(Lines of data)
..........
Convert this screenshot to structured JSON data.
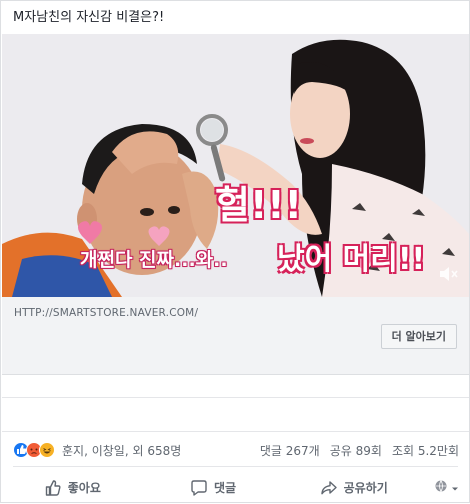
{
  "post": {
    "text": "M자남친의 자신감 비결은?!"
  },
  "video": {
    "captions": {
      "exclaim": "헐!!!",
      "main": "개쩐다 진짜...와..",
      "hair": "났어 머리!!"
    },
    "mute_icon": "speaker-mute-icon"
  },
  "link": {
    "url": "HTTP://SMARTSTORE.NAVER.COM/",
    "button_label": "더 알아보기"
  },
  "stats": {
    "reactions": [
      "like-icon",
      "angry-icon",
      "haha-icon"
    ],
    "names": "훈지, 이창일, 외 658명",
    "comments": "댓글 267개",
    "shares": "공유 89회",
    "views": "조회 5.2만회"
  },
  "actions": {
    "like": "좋아요",
    "comment": "댓글",
    "share": "공유하기"
  },
  "colors": {
    "facebook_blue": "#1877f2",
    "caption_pink": "#d6225a",
    "divider": "#e5e6e9"
  }
}
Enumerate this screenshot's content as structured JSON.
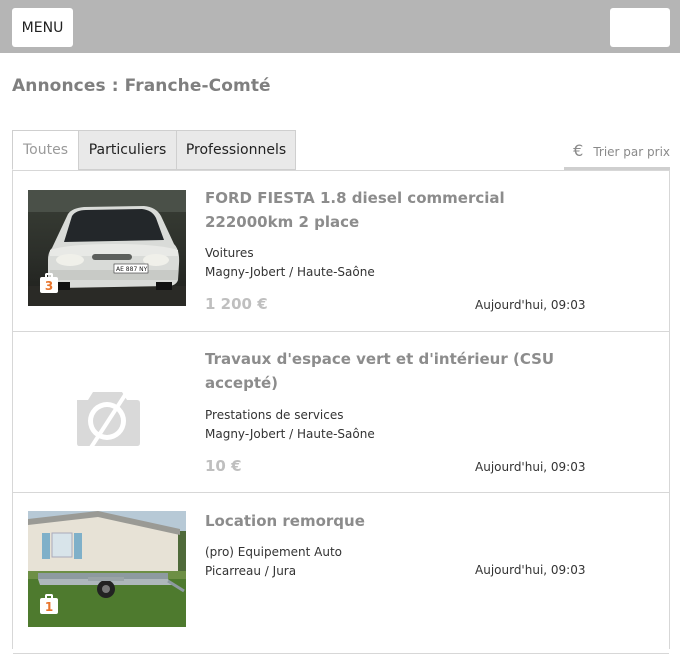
{
  "header": {
    "menu_label": "MENU"
  },
  "page": {
    "title": "Annonces : Franche-Comté"
  },
  "tabs": [
    {
      "label": "Toutes",
      "active": true
    },
    {
      "label": "Particuliers",
      "active": false
    },
    {
      "label": "Professionnels",
      "active": false
    }
  ],
  "sort": {
    "currency_symbol": "€",
    "label": "Trier par prix"
  },
  "listings": [
    {
      "title": "FORD FIESTA 1.8 diesel commercial 222000km 2 place",
      "category": "Voitures",
      "location": "Magny-Jobert / Haute-Saône",
      "price": "1 200 €",
      "date": "Aujourd'hui, 09:03",
      "photo_count": "3",
      "image": "white-car-photo"
    },
    {
      "title": "Travaux d'espace vert et d'intérieur (CSU accepté)",
      "category": "Prestations de services",
      "location": "Magny-Jobert / Haute-Saône",
      "price": "10 €",
      "date": "Aujourd'hui, 09:03",
      "image": "no-photo-camera-icon"
    },
    {
      "title": "Location remorque",
      "category": "(pro) Equipement Auto",
      "location": "Picarreau / Jura",
      "date": "Aujourd'hui, 09:03",
      "photo_count": "1",
      "image": "trailer-photo"
    }
  ]
}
..........
* _PROBLEM DETAILS_: Retype each line of the listing above word for word. Exclude the pictures.

* _SOLUTION TO THIS PROBLEM_:
Convert this screenshot to structured JSON data.
{
  "post": {
    "text": "M자남친의 자신감 비결은?!"
  },
  "video": {
    "captions": {
      "exclaim": "헐!!!",
      "main": "개쩐다 진짜...와..",
      "hair": "났어 머리!!"
    },
    "mute_icon": "speaker-mute-icon"
  },
  "link": {
    "url": "HTTP://SMARTSTORE.NAVER.COM/",
    "button_label": "더 알아보기"
  },
  "stats": {
    "reactions": [
      "like-icon",
      "angry-icon",
      "haha-icon"
    ],
    "names": "훈지, 이창일, 외 658명",
    "comments": "댓글 267개",
    "shares": "공유 89회",
    "views": "조회 5.2만회"
  },
  "actions": {
    "like": "좋아요",
    "comment": "댓글",
    "share": "공유하기"
  },
  "colors": {
    "facebook_blue": "#1877f2",
    "caption_pink": "#d6225a",
    "divider": "#e5e6e9"
  }
}
Enumerate this screenshot's content as structured JSON.
{
  "header": {
    "menu_label": "MENU"
  },
  "page": {
    "title": "Annonces : Franche-Comté"
  },
  "tabs": [
    {
      "label": "Toutes",
      "active": true
    },
    {
      "label": "Particuliers",
      "active": false
    },
    {
      "label": "Professionnels",
      "active": false
    }
  ],
  "sort": {
    "currency_symbol": "€",
    "label": "Trier par prix"
  },
  "listings": [
    {
      "title": "FORD FIESTA 1.8 diesel commercial 222000km 2 place",
      "category": "Voitures",
      "location": "Magny-Jobert / Haute-Saône",
      "price": "1 200 €",
      "date": "Aujourd'hui, 09:03",
      "photo_count": "3",
      "image": "white-car-photo"
    },
    {
      "title": "Travaux d'espace vert et d'intérieur (CSU accepté)",
      "category": "Prestations de services",
      "location": "Magny-Jobert / Haute-Saône",
      "price": "10 €",
      "date": "Aujourd'hui, 09:03",
      "image": "no-photo-camera-icon"
    },
    {
      "title": "Location remorque",
      "category": "(pro) Equipement Auto",
      "location": "Picarreau / Jura",
      "date": "Aujourd'hui, 09:03",
      "photo_count": "1",
      "image": "trailer-photo"
    }
  ]
}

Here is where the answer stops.